(Records about charts and figures)

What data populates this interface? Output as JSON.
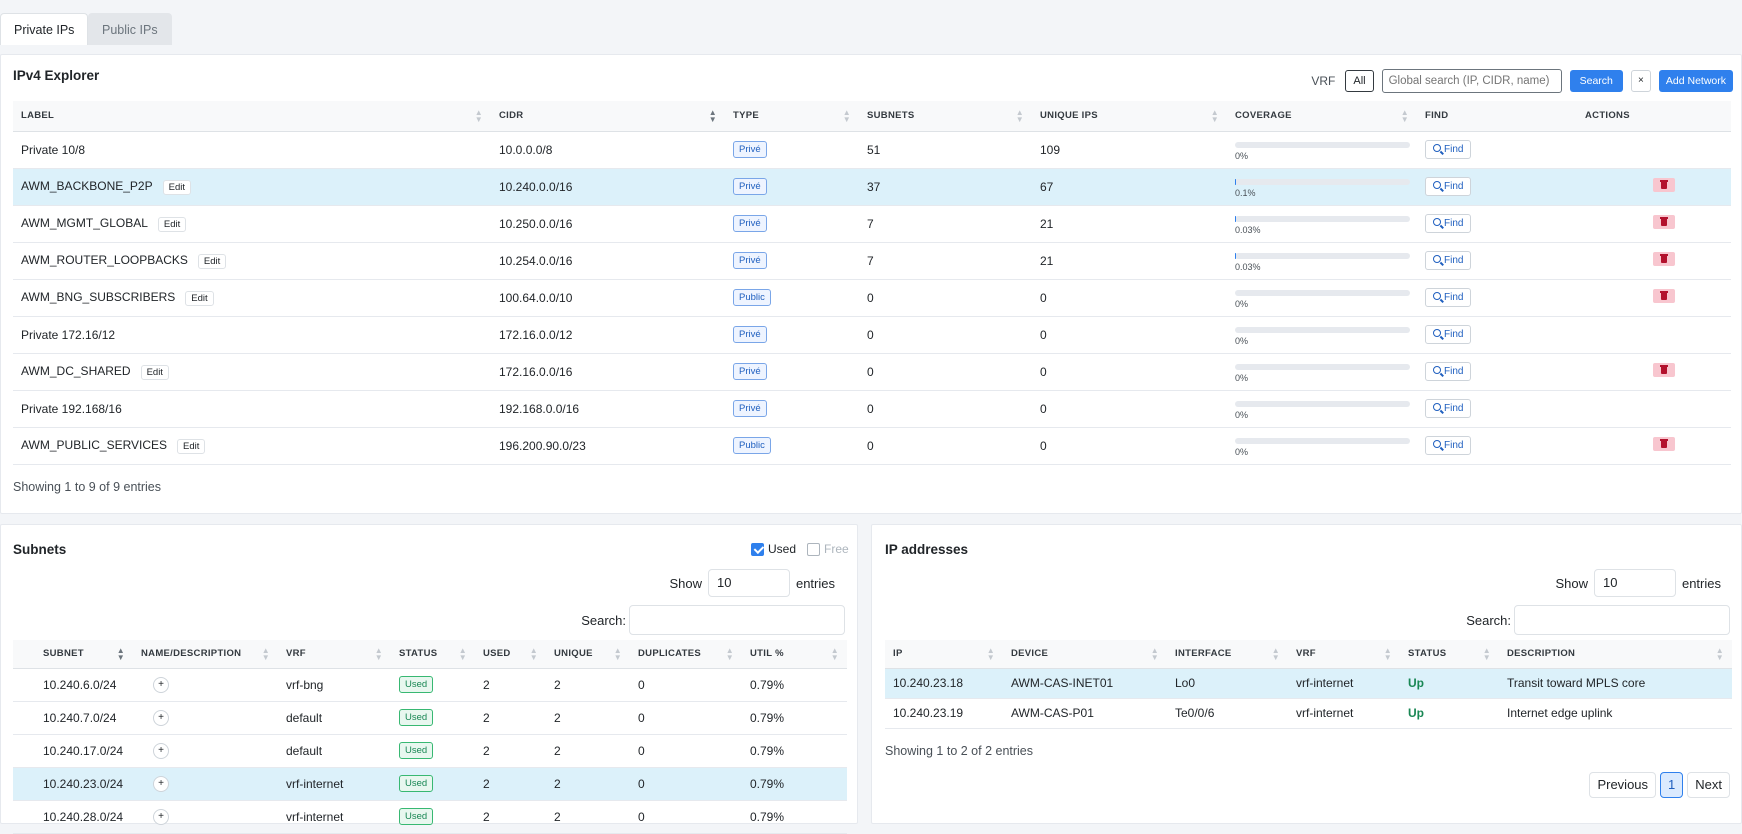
{
  "tabs": [
    "Private IPs",
    "Public IPs"
  ],
  "explorer": {
    "title": "IPv4 Explorer",
    "vrf_label": "VRF",
    "vrf_value": "All",
    "search_placeholder": "Global search (IP, CIDR, name)",
    "search_label": "Search",
    "clear_label": "×",
    "add_label": "Add Network",
    "columns": [
      "LABEL",
      "CIDR",
      "TYPE",
      "SUBNETS",
      "UNIQUE IPS",
      "COVERAGE",
      "FIND",
      "ACTIONS"
    ],
    "edit_label": "Edit",
    "find_label": "Find",
    "rows": [
      {
        "label": "Private 10/8",
        "cidr": "10.0.0.0/8",
        "type": "Privé",
        "subnets": "51",
        "unique": "109",
        "coverage": "0%",
        "cov_val": 0,
        "edit": false,
        "del": false,
        "hl": false
      },
      {
        "label": "AWM_BACKBONE_P2P",
        "cidr": "10.240.0.0/16",
        "type": "Privé",
        "subnets": "37",
        "unique": "67",
        "coverage": "0.1%",
        "cov_val": 0.1,
        "edit": true,
        "del": true,
        "hl": true
      },
      {
        "label": "AWM_MGMT_GLOBAL",
        "cidr": "10.250.0.0/16",
        "type": "Privé",
        "subnets": "7",
        "unique": "21",
        "coverage": "0.03%",
        "cov_val": 0.03,
        "edit": true,
        "del": true,
        "hl": false
      },
      {
        "label": "AWM_ROUTER_LOOPBACKS",
        "cidr": "10.254.0.0/16",
        "type": "Privé",
        "subnets": "7",
        "unique": "21",
        "coverage": "0.03%",
        "cov_val": 0.03,
        "edit": true,
        "del": true,
        "hl": false
      },
      {
        "label": "AWM_BNG_SUBSCRIBERS",
        "cidr": "100.64.0.0/10",
        "type": "Public",
        "subnets": "0",
        "unique": "0",
        "coverage": "0%",
        "cov_val": 0,
        "edit": true,
        "del": true,
        "hl": false
      },
      {
        "label": "Private 172.16/12",
        "cidr": "172.16.0.0/12",
        "type": "Privé",
        "subnets": "0",
        "unique": "0",
        "coverage": "0%",
        "cov_val": 0,
        "edit": false,
        "del": false,
        "hl": false
      },
      {
        "label": "AWM_DC_SHARED",
        "cidr": "172.16.0.0/16",
        "type": "Privé",
        "subnets": "0",
        "unique": "0",
        "coverage": "0%",
        "cov_val": 0,
        "edit": true,
        "del": true,
        "hl": false
      },
      {
        "label": "Private 192.168/16",
        "cidr": "192.168.0.0/16",
        "type": "Privé",
        "subnets": "0",
        "unique": "0",
        "coverage": "0%",
        "cov_val": 0,
        "edit": false,
        "del": false,
        "hl": false
      },
      {
        "label": "AWM_PUBLIC_SERVICES",
        "cidr": "196.200.90.0/23",
        "type": "Public",
        "subnets": "0",
        "unique": "0",
        "coverage": "0%",
        "cov_val": 0,
        "edit": true,
        "del": true,
        "hl": false
      }
    ],
    "showing": "Showing 1 to 9 of 9 entries"
  },
  "subnets": {
    "title": "Subnets",
    "used_label": "Used",
    "used_checked": true,
    "free_label": "Free",
    "free_checked": false,
    "show_label": "Show",
    "show_value": "10",
    "entries_label": "entries",
    "search_label": "Search:",
    "columns": [
      "SUBNET",
      "NAME/DESCRIPTION",
      "VRF",
      "STATUS",
      "USED",
      "UNIQUE",
      "DUPLICATES",
      "UTIL %"
    ],
    "plus_label": "+",
    "rows": [
      {
        "subnet": "10.240.6.0/24",
        "vrf": "vrf-bng",
        "status": "Used",
        "used": "2",
        "unique": "2",
        "dup": "0",
        "util": "0.79%",
        "hl": false
      },
      {
        "subnet": "10.240.7.0/24",
        "vrf": "default",
        "status": "Used",
        "used": "2",
        "unique": "2",
        "dup": "0",
        "util": "0.79%",
        "hl": false
      },
      {
        "subnet": "10.240.17.0/24",
        "vrf": "default",
        "status": "Used",
        "used": "2",
        "unique": "2",
        "dup": "0",
        "util": "0.79%",
        "hl": false
      },
      {
        "subnet": "10.240.23.0/24",
        "vrf": "vrf-internet",
        "status": "Used",
        "used": "2",
        "unique": "2",
        "dup": "0",
        "util": "0.79%",
        "hl": true
      },
      {
        "subnet": "10.240.28.0/24",
        "vrf": "vrf-internet",
        "status": "Used",
        "used": "2",
        "unique": "2",
        "dup": "0",
        "util": "0.79%",
        "hl": false
      }
    ]
  },
  "ips": {
    "title": "IP addresses",
    "show_label": "Show",
    "show_value": "10",
    "entries_label": "entries",
    "search_label": "Search:",
    "columns": [
      "IP",
      "DEVICE",
      "INTERFACE",
      "VRF",
      "STATUS",
      "DESCRIPTION"
    ],
    "rows": [
      {
        "ip": "10.240.23.18",
        "device": "AWM-CAS-INET01",
        "iface": "Lo0",
        "vrf": "vrf-internet",
        "status": "Up",
        "desc": "Transit toward MPLS core",
        "hl": true
      },
      {
        "ip": "10.240.23.19",
        "device": "AWM-CAS-P01",
        "iface": "Te0/0/6",
        "vrf": "vrf-internet",
        "status": "Up",
        "desc": "Internet edge uplink",
        "hl": false
      }
    ],
    "showing": "Showing 1 to 2 of 2 entries",
    "prev_label": "Previous",
    "page": "1",
    "next_label": "Next"
  }
}
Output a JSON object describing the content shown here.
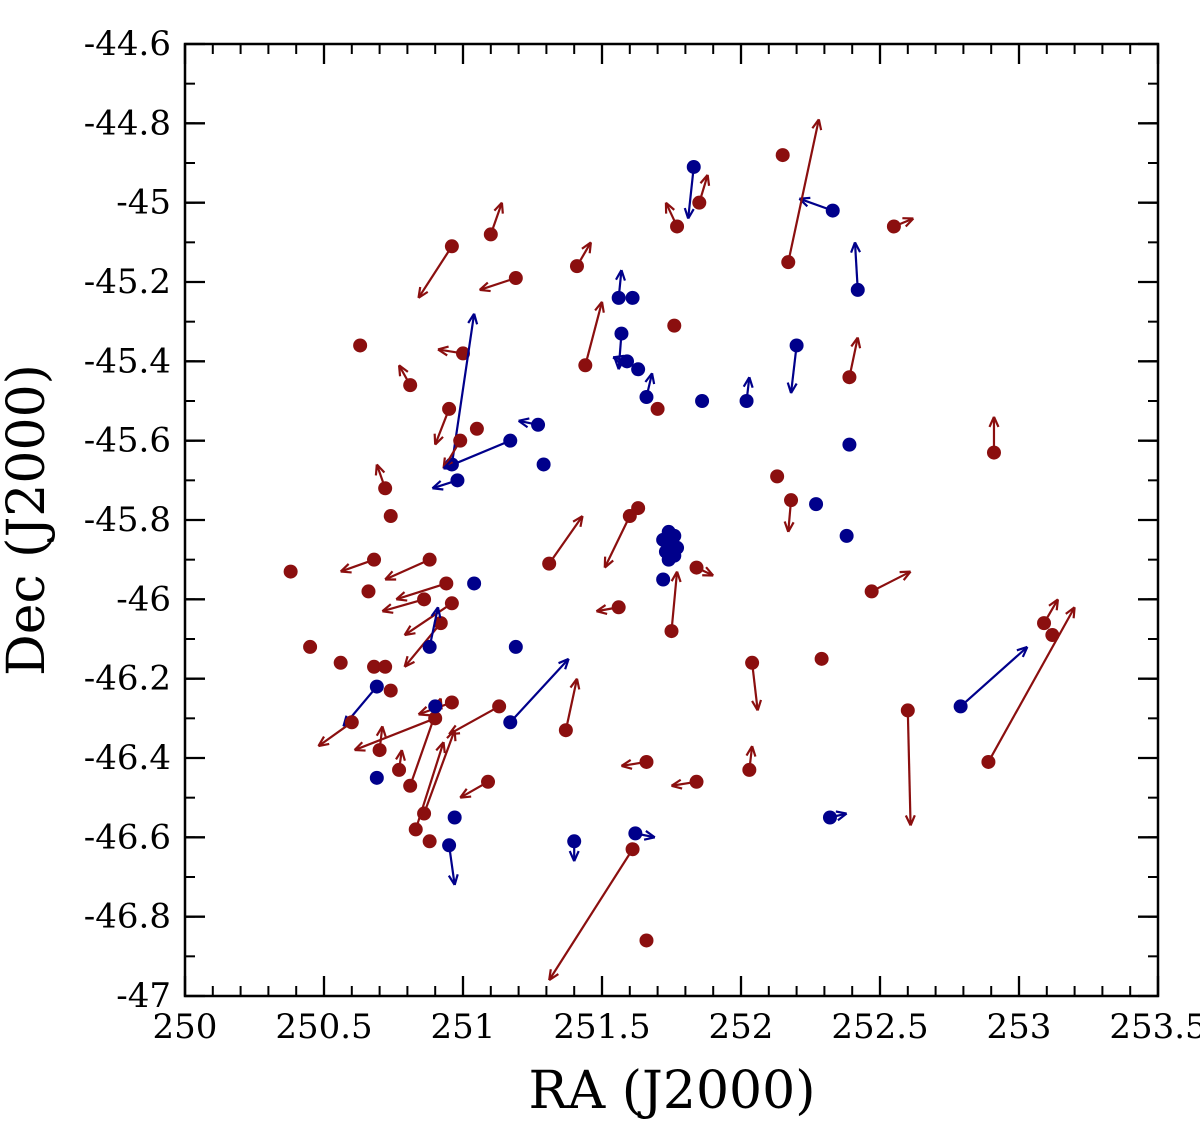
{
  "chart_data": {
    "type": "scatter",
    "subtype": "proper-motion-quiver",
    "title": "",
    "xlabel": "RA (J2000)",
    "ylabel": "Dec (J2000)",
    "xlim": [
      250,
      253.5
    ],
    "ylim": [
      -47,
      -44.6
    ],
    "grid": false,
    "legend": "none",
    "marker_radius": 7,
    "colors": {
      "red_series": "#8b0f0f",
      "blue_series": "#00008b",
      "axis": "#000000",
      "background": "#ffffff"
    },
    "x_major_ticks": [
      {
        "v": 250,
        "label": "250"
      },
      {
        "v": 250.5,
        "label": "250.5"
      },
      {
        "v": 251,
        "label": "251"
      },
      {
        "v": 251.5,
        "label": "251.5"
      },
      {
        "v": 252,
        "label": "252"
      },
      {
        "v": 252.5,
        "label": "252.5"
      },
      {
        "v": 253,
        "label": "253"
      },
      {
        "v": 253.5,
        "label": "253.5"
      }
    ],
    "y_major_ticks": [
      {
        "v": -44.6,
        "label": "-44.6"
      },
      {
        "v": -44.8,
        "label": "-44.8"
      },
      {
        "v": -45,
        "label": "-45"
      },
      {
        "v": -45.2,
        "label": "-45.2"
      },
      {
        "v": -45.4,
        "label": "-45.4"
      },
      {
        "v": -45.6,
        "label": "-45.6"
      },
      {
        "v": -45.8,
        "label": "-45.8"
      },
      {
        "v": -46,
        "label": "-46"
      },
      {
        "v": -46.2,
        "label": "-46.2"
      },
      {
        "v": -46.4,
        "label": "-46.4"
      },
      {
        "v": -46.6,
        "label": "-46.6"
      },
      {
        "v": -46.8,
        "label": "-46.8"
      },
      {
        "v": -47,
        "label": "-47"
      }
    ],
    "x_minor_step": 0.1,
    "y_minor_step": 0.1,
    "points_format": [
      "ra",
      "dec",
      "color(r|b)",
      "pm_dra(optional)",
      "pm_ddec(optional)"
    ],
    "points": [
      [
        251.83,
        -44.91,
        "b",
        -0.02,
        -0.13
      ],
      [
        252.15,
        -44.88,
        "r"
      ],
      [
        251.85,
        -45.0,
        "r",
        0.03,
        0.07
      ],
      [
        251.77,
        -45.06,
        "r",
        -0.04,
        0.06
      ],
      [
        252.33,
        -45.02,
        "b",
        -0.12,
        0.03
      ],
      [
        252.55,
        -45.06,
        "r",
        0.07,
        0.02
      ],
      [
        252.17,
        -45.15,
        "r",
        0.11,
        0.36
      ],
      [
        250.96,
        -45.11,
        "r",
        -0.12,
        -0.13
      ],
      [
        251.1,
        -45.08,
        "r",
        0.04,
        0.08
      ],
      [
        251.19,
        -45.19,
        "r",
        -0.13,
        -0.03
      ],
      [
        251.41,
        -45.16,
        "r",
        0.05,
        0.06
      ],
      [
        252.42,
        -45.22,
        "b",
        -0.01,
        0.12
      ],
      [
        251.56,
        -45.24,
        "b",
        0.01,
        0.07
      ],
      [
        251.61,
        -45.24,
        "b"
      ],
      [
        250.63,
        -45.36,
        "r"
      ],
      [
        251.0,
        -45.38,
        "r",
        -0.09,
        0.01
      ],
      [
        251.44,
        -45.41,
        "r",
        0.06,
        0.16
      ],
      [
        251.57,
        -45.33,
        "b",
        -0.01,
        -0.09
      ],
      [
        251.76,
        -45.31,
        "r"
      ],
      [
        251.59,
        -45.4,
        "b",
        -0.05,
        0.01
      ],
      [
        251.63,
        -45.42,
        "b"
      ],
      [
        250.81,
        -45.46,
        "r",
        -0.04,
        0.05
      ],
      [
        252.2,
        -45.36,
        "b",
        -0.02,
        -0.12
      ],
      [
        252.39,
        -45.44,
        "r",
        0.03,
        0.1
      ],
      [
        250.96,
        -45.66,
        "b",
        0.08,
        0.38
      ],
      [
        250.95,
        -45.52,
        "r",
        -0.05,
        -0.09
      ],
      [
        251.05,
        -45.57,
        "r"
      ],
      [
        250.99,
        -45.6,
        "r",
        -0.06,
        -0.07
      ],
      [
        251.66,
        -45.49,
        "b",
        0.02,
        0.06
      ],
      [
        251.7,
        -45.52,
        "r"
      ],
      [
        251.86,
        -45.5,
        "b"
      ],
      [
        252.02,
        -45.5,
        "b",
        0.01,
        0.06
      ],
      [
        251.27,
        -45.56,
        "b",
        -0.07,
        0.01
      ],
      [
        251.17,
        -45.6,
        "b",
        -0.24,
        -0.07
      ],
      [
        251.29,
        -45.66,
        "b"
      ],
      [
        250.98,
        -45.7,
        "b",
        -0.09,
        -0.02
      ],
      [
        252.91,
        -45.63,
        "r",
        0.0,
        0.09
      ],
      [
        252.39,
        -45.61,
        "b"
      ],
      [
        250.72,
        -45.72,
        "r",
        -0.03,
        0.06
      ],
      [
        250.74,
        -45.79,
        "r"
      ],
      [
        251.63,
        -45.77,
        "r"
      ],
      [
        252.13,
        -45.69,
        "r"
      ],
      [
        252.18,
        -45.75,
        "r",
        -0.01,
        -0.08
      ],
      [
        252.27,
        -45.76,
        "b"
      ],
      [
        252.38,
        -45.84,
        "b"
      ],
      [
        251.6,
        -45.79,
        "r",
        -0.09,
        -0.13
      ],
      [
        251.74,
        -45.83,
        "b"
      ],
      [
        251.76,
        -45.84,
        "b"
      ],
      [
        251.72,
        -45.85,
        "b"
      ],
      [
        251.75,
        -45.86,
        "b"
      ],
      [
        251.77,
        -45.87,
        "b"
      ],
      [
        251.73,
        -45.88,
        "b"
      ],
      [
        251.76,
        -45.89,
        "b"
      ],
      [
        251.74,
        -45.9,
        "b"
      ],
      [
        251.72,
        -45.95,
        "b"
      ],
      [
        251.84,
        -45.92,
        "r",
        0.06,
        -0.02
      ],
      [
        250.38,
        -45.93,
        "r"
      ],
      [
        250.68,
        -45.9,
        "r",
        -0.12,
        -0.03
      ],
      [
        250.66,
        -45.98,
        "r"
      ],
      [
        250.88,
        -45.9,
        "r",
        -0.16,
        -0.05
      ],
      [
        250.94,
        -45.96,
        "r",
        -0.18,
        -0.04
      ],
      [
        250.96,
        -46.01,
        "r",
        -0.17,
        -0.08
      ],
      [
        250.92,
        -46.06,
        "r",
        -0.13,
        -0.11
      ],
      [
        250.86,
        -46.0,
        "r",
        -0.15,
        -0.03
      ],
      [
        251.04,
        -45.96,
        "b"
      ],
      [
        251.31,
        -45.91,
        "r",
        0.12,
        0.12
      ],
      [
        251.56,
        -46.02,
        "r",
        -0.08,
        -0.01
      ],
      [
        251.75,
        -46.08,
        "r",
        0.02,
        0.15
      ],
      [
        252.47,
        -45.98,
        "r",
        0.14,
        0.05
      ],
      [
        252.29,
        -46.15,
        "r"
      ],
      [
        252.04,
        -46.16,
        "r",
        0.02,
        -0.12
      ],
      [
        250.45,
        -46.12,
        "r"
      ],
      [
        250.56,
        -46.16,
        "r"
      ],
      [
        250.68,
        -46.17,
        "r"
      ],
      [
        250.72,
        -46.17,
        "r"
      ],
      [
        250.69,
        -46.22,
        "b",
        -0.12,
        -0.1
      ],
      [
        250.74,
        -46.23,
        "r"
      ],
      [
        250.88,
        -46.12,
        "b",
        0.03,
        0.1
      ],
      [
        251.19,
        -46.12,
        "b"
      ],
      [
        253.09,
        -46.06,
        "r",
        0.05,
        0.06
      ],
      [
        253.12,
        -46.09,
        "r"
      ],
      [
        250.6,
        -46.31,
        "r",
        -0.12,
        -0.06
      ],
      [
        250.7,
        -46.38,
        "r",
        0.01,
        0.06
      ],
      [
        250.77,
        -46.43,
        "r",
        0.01,
        0.05
      ],
      [
        250.69,
        -46.45,
        "b"
      ],
      [
        250.81,
        -46.47,
        "r",
        0.11,
        0.22
      ],
      [
        250.86,
        -46.54,
        "r",
        0.11,
        0.21
      ],
      [
        250.9,
        -46.3,
        "r",
        -0.29,
        -0.08
      ],
      [
        250.96,
        -46.26,
        "r",
        -0.12,
        -0.03
      ],
      [
        250.9,
        -46.27,
        "b"
      ],
      [
        251.13,
        -46.27,
        "r",
        -0.18,
        -0.07
      ],
      [
        251.17,
        -46.31,
        "b",
        0.21,
        0.16
      ],
      [
        251.37,
        -46.33,
        "r",
        0.04,
        0.13
      ],
      [
        251.09,
        -46.46,
        "r",
        -0.1,
        -0.04
      ],
      [
        251.66,
        -46.41,
        "r",
        -0.09,
        -0.01
      ],
      [
        251.84,
        -46.46,
        "r",
        -0.09,
        -0.01
      ],
      [
        252.03,
        -46.43,
        "r",
        0.01,
        0.06
      ],
      [
        252.6,
        -46.28,
        "r",
        0.01,
        -0.29
      ],
      [
        252.79,
        -46.27,
        "b",
        0.24,
        0.15
      ],
      [
        252.89,
        -46.41,
        "r",
        0.31,
        0.39
      ],
      [
        250.83,
        -46.58,
        "r",
        0.1,
        0.22
      ],
      [
        250.88,
        -46.61,
        "r"
      ],
      [
        250.97,
        -46.55,
        "b"
      ],
      [
        250.95,
        -46.62,
        "b",
        0.02,
        -0.1
      ],
      [
        251.4,
        -46.61,
        "b",
        0.0,
        -0.05
      ],
      [
        251.62,
        -46.59,
        "b",
        0.07,
        -0.01
      ],
      [
        251.61,
        -46.63,
        "r",
        -0.3,
        -0.33
      ],
      [
        252.32,
        -46.55,
        "b",
        0.06,
        0.01
      ],
      [
        251.66,
        -46.86,
        "r"
      ]
    ]
  }
}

STATED PROBLEM:
From the listing, copy each line containing the word "JSON".

SOLUTION FOR THIS PROBLEM:
What data populates this interface? Output as JSON.
Output a JSON object describing the content shown here.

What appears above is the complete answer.